• **EXERCISE DETAILS**
Quote all entries exactly, leaving pictures aside.

Rows from a figure dataset
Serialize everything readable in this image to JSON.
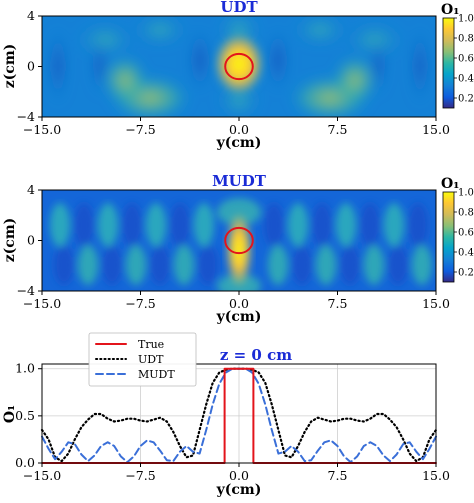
{
  "chart_data": [
    {
      "type": "heatmap",
      "title": "UDT",
      "xlabel": "y(cm)",
      "ylabel": "z(cm)",
      "xlim": [
        -15,
        15
      ],
      "ylim": [
        -4,
        4
      ],
      "xticks": [
        "−15.0",
        "−7.5",
        "0.0",
        "7.5",
        "15.0"
      ],
      "yticks": [
        "4",
        "0",
        "−4"
      ],
      "colorbar": {
        "title": "O₁",
        "ticks": [
          "1.0",
          "0.8",
          "0.6",
          "0.4",
          "0.2"
        ],
        "range": [
          0.1,
          1.0
        ]
      },
      "target_circle": {
        "center": [
          0,
          0
        ],
        "radius_cm": 1.0,
        "color": "#e3141b"
      }
    },
    {
      "type": "heatmap",
      "title": "MUDT",
      "xlabel": "y(cm)",
      "ylabel": "z(cm)",
      "xlim": [
        -15,
        15
      ],
      "ylim": [
        -4,
        4
      ],
      "xticks": [
        "−15.0",
        "−7.5",
        "0.0",
        "7.5",
        "15.0"
      ],
      "yticks": [
        "4",
        "0",
        "−4"
      ],
      "colorbar": {
        "title": "O₁",
        "ticks": [
          "1.0",
          "0.8",
          "0.6",
          "0.4",
          "0.2"
        ],
        "range": [
          0.1,
          1.0
        ]
      },
      "target_circle": {
        "center": [
          0,
          0
        ],
        "radius_cm": 1.0,
        "color": "#e3141b"
      }
    },
    {
      "type": "line",
      "title": "z = 0 cm",
      "xlabel": "y(cm)",
      "ylabel": "O₁",
      "xlim": [
        -15,
        15
      ],
      "ylim": [
        0,
        1.05
      ],
      "xticks": [
        "−15.0",
        "−7.5",
        "0.0",
        "7.5",
        "15.0"
      ],
      "yticks": [
        "0.0",
        "0.5",
        "1.0"
      ],
      "grid": true,
      "legend": "top-left",
      "series": [
        {
          "name": "True",
          "style": "solid",
          "color": "#e3141b",
          "x": [
            -15,
            -1.1,
            -1.1,
            1.1,
            1.1,
            15
          ],
          "y": [
            0.0,
            0.0,
            1.0,
            1.0,
            0.0,
            0.0
          ]
        },
        {
          "name": "UDT",
          "style": "dotted",
          "color": "#000000",
          "x": [
            -15,
            -14.5,
            -14,
            -13.5,
            -13,
            -12.5,
            -12,
            -11.5,
            -11,
            -10.5,
            -10,
            -9.5,
            -9,
            -8.5,
            -8,
            -7.5,
            -7,
            -6.5,
            -6,
            -5.5,
            -5,
            -4.5,
            -4,
            -3.5,
            -3,
            -2.5,
            -2,
            -1.5,
            -1,
            -0.5,
            0,
            0.5,
            1,
            1.5,
            2,
            2.5,
            3,
            3.5,
            4,
            4.5,
            5,
            5.5,
            6,
            6.5,
            7,
            7.5,
            8,
            8.5,
            9,
            9.5,
            10,
            10.5,
            11,
            11.5,
            12,
            12.5,
            13,
            13.5,
            14,
            14.5,
            15
          ],
          "y": [
            0.35,
            0.25,
            0.06,
            0.02,
            0.1,
            0.25,
            0.38,
            0.46,
            0.52,
            0.52,
            0.47,
            0.44,
            0.45,
            0.47,
            0.47,
            0.45,
            0.44,
            0.46,
            0.48,
            0.44,
            0.33,
            0.18,
            0.06,
            0.08,
            0.35,
            0.62,
            0.85,
            0.96,
            0.99,
            1.0,
            1.0,
            1.0,
            0.99,
            0.96,
            0.85,
            0.62,
            0.35,
            0.08,
            0.06,
            0.18,
            0.33,
            0.44,
            0.48,
            0.46,
            0.44,
            0.45,
            0.47,
            0.47,
            0.45,
            0.44,
            0.47,
            0.52,
            0.52,
            0.46,
            0.38,
            0.25,
            0.1,
            0.02,
            0.06,
            0.25,
            0.35
          ]
        },
        {
          "name": "MUDT",
          "style": "dashed",
          "color": "#3a6fd8",
          "x": [
            -15,
            -14.5,
            -14,
            -13.5,
            -13,
            -12.5,
            -12,
            -11.5,
            -11,
            -10.5,
            -10,
            -9.5,
            -9,
            -8.5,
            -8,
            -7.5,
            -7,
            -6.5,
            -6,
            -5.5,
            -5,
            -4.5,
            -4,
            -3.5,
            -3,
            -2.5,
            -2,
            -1.5,
            -1,
            -0.5,
            0,
            0.5,
            1,
            1.5,
            2,
            2.5,
            3,
            3.5,
            4,
            4.5,
            5,
            5.5,
            6,
            6.5,
            7,
            7.5,
            8,
            8.5,
            9,
            9.5,
            10,
            10.5,
            11,
            11.5,
            12,
            12.5,
            13,
            13.5,
            14,
            14.5,
            15
          ],
          "y": [
            0.28,
            0.15,
            0.04,
            0.12,
            0.22,
            0.2,
            0.09,
            0.02,
            0.08,
            0.18,
            0.22,
            0.18,
            0.07,
            0.01,
            0.07,
            0.18,
            0.24,
            0.22,
            0.13,
            0.03,
            0.02,
            0.12,
            0.18,
            0.12,
            0.1,
            0.35,
            0.62,
            0.84,
            0.96,
            1.0,
            1.0,
            1.0,
            0.96,
            0.84,
            0.62,
            0.35,
            0.1,
            0.12,
            0.18,
            0.12,
            0.02,
            0.03,
            0.13,
            0.22,
            0.24,
            0.18,
            0.07,
            0.01,
            0.07,
            0.18,
            0.22,
            0.18,
            0.08,
            0.02,
            0.09,
            0.2,
            0.22,
            0.12,
            0.04,
            0.15,
            0.28
          ]
        }
      ]
    }
  ]
}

• **RESPONSE TO THE TASK**
Serialize everything readable in this image to JSON.
{
  "chart_data": [
    {
      "type": "heatmap",
      "title": "UDT",
      "xlabel": "y(cm)",
      "ylabel": "z(cm)",
      "xlim": [
        -15,
        15
      ],
      "ylim": [
        -4,
        4
      ],
      "xticks": [
        "−15.0",
        "−7.5",
        "0.0",
        "7.5",
        "15.0"
      ],
      "yticks": [
        "4",
        "0",
        "−4"
      ],
      "colorbar": {
        "title": "O₁",
        "ticks": [
          "1.0",
          "0.8",
          "0.6",
          "0.4",
          "0.2"
        ],
        "range": [
          0.1,
          1.0
        ]
      },
      "target_circle": {
        "center": [
          0,
          0
        ],
        "radius_cm": 1.0,
        "color": "#e3141b"
      }
    },
    {
      "type": "heatmap",
      "title": "MUDT",
      "xlabel": "y(cm)",
      "ylabel": "z(cm)",
      "xlim": [
        -15,
        15
      ],
      "ylim": [
        -4,
        4
      ],
      "xticks": [
        "−15.0",
        "−7.5",
        "0.0",
        "7.5",
        "15.0"
      ],
      "yticks": [
        "4",
        "0",
        "−4"
      ],
      "colorbar": {
        "title": "O₁",
        "ticks": [
          "1.0",
          "0.8",
          "0.6",
          "0.4",
          "0.2"
        ],
        "range": [
          0.1,
          1.0
        ]
      },
      "target_circle": {
        "center": [
          0,
          0
        ],
        "radius_cm": 1.0,
        "color": "#e3141b"
      }
    },
    {
      "type": "line",
      "title": "z = 0 cm",
      "xlabel": "y(cm)",
      "ylabel": "O₁",
      "xlim": [
        -15,
        15
      ],
      "ylim": [
        0,
        1.05
      ],
      "xticks": [
        "−15.0",
        "−7.5",
        "0.0",
        "7.5",
        "15.0"
      ],
      "yticks": [
        "0.0",
        "0.5",
        "1.0"
      ],
      "grid": true,
      "legend": "top-left",
      "series": [
        {
          "name": "True",
          "style": "solid",
          "color": "#e3141b",
          "x": [
            -15,
            -1.1,
            -1.1,
            1.1,
            1.1,
            15
          ],
          "y": [
            0.0,
            0.0,
            1.0,
            1.0,
            0.0,
            0.0
          ]
        },
        {
          "name": "UDT",
          "style": "dotted",
          "color": "#000000",
          "x": [
            -15,
            -14.5,
            -14,
            -13.5,
            -13,
            -12.5,
            -12,
            -11.5,
            -11,
            -10.5,
            -10,
            -9.5,
            -9,
            -8.5,
            -8,
            -7.5,
            -7,
            -6.5,
            -6,
            -5.5,
            -5,
            -4.5,
            -4,
            -3.5,
            -3,
            -2.5,
            -2,
            -1.5,
            -1,
            -0.5,
            0,
            0.5,
            1,
            1.5,
            2,
            2.5,
            3,
            3.5,
            4,
            4.5,
            5,
            5.5,
            6,
            6.5,
            7,
            7.5,
            8,
            8.5,
            9,
            9.5,
            10,
            10.5,
            11,
            11.5,
            12,
            12.5,
            13,
            13.5,
            14,
            14.5,
            15
          ],
          "y": [
            0.35,
            0.25,
            0.06,
            0.02,
            0.1,
            0.25,
            0.38,
            0.46,
            0.52,
            0.52,
            0.47,
            0.44,
            0.45,
            0.47,
            0.47,
            0.45,
            0.44,
            0.46,
            0.48,
            0.44,
            0.33,
            0.18,
            0.06,
            0.08,
            0.35,
            0.62,
            0.85,
            0.96,
            0.99,
            1.0,
            1.0,
            1.0,
            0.99,
            0.96,
            0.85,
            0.62,
            0.35,
            0.08,
            0.06,
            0.18,
            0.33,
            0.44,
            0.48,
            0.46,
            0.44,
            0.45,
            0.47,
            0.47,
            0.45,
            0.44,
            0.47,
            0.52,
            0.52,
            0.46,
            0.38,
            0.25,
            0.1,
            0.02,
            0.06,
            0.25,
            0.35
          ]
        },
        {
          "name": "MUDT",
          "style": "dashed",
          "color": "#3a6fd8",
          "x": [
            -15,
            -14.5,
            -14,
            -13.5,
            -13,
            -12.5,
            -12,
            -11.5,
            -11,
            -10.5,
            -10,
            -9.5,
            -9,
            -8.5,
            -8,
            -7.5,
            -7,
            -6.5,
            -6,
            -5.5,
            -5,
            -4.5,
            -4,
            -3.5,
            -3,
            -2.5,
            -2,
            -1.5,
            -1,
            -0.5,
            0,
            0.5,
            1,
            1.5,
            2,
            2.5,
            3,
            3.5,
            4,
            4.5,
            5,
            5.5,
            6,
            6.5,
            7,
            7.5,
            8,
            8.5,
            9,
            9.5,
            10,
            10.5,
            11,
            11.5,
            12,
            12.5,
            13,
            13.5,
            14,
            14.5,
            15
          ],
          "y": [
            0.28,
            0.15,
            0.04,
            0.12,
            0.22,
            0.2,
            0.09,
            0.02,
            0.08,
            0.18,
            0.22,
            0.18,
            0.07,
            0.01,
            0.07,
            0.18,
            0.24,
            0.22,
            0.13,
            0.03,
            0.02,
            0.12,
            0.18,
            0.12,
            0.1,
            0.35,
            0.62,
            0.84,
            0.96,
            1.0,
            1.0,
            1.0,
            0.96,
            0.84,
            0.62,
            0.35,
            0.1,
            0.12,
            0.18,
            0.12,
            0.02,
            0.03,
            0.13,
            0.22,
            0.24,
            0.18,
            0.07,
            0.01,
            0.07,
            0.18,
            0.22,
            0.18,
            0.08,
            0.02,
            0.09,
            0.2,
            0.22,
            0.12,
            0.04,
            0.15,
            0.28
          ]
        }
      ]
    }
  ]
}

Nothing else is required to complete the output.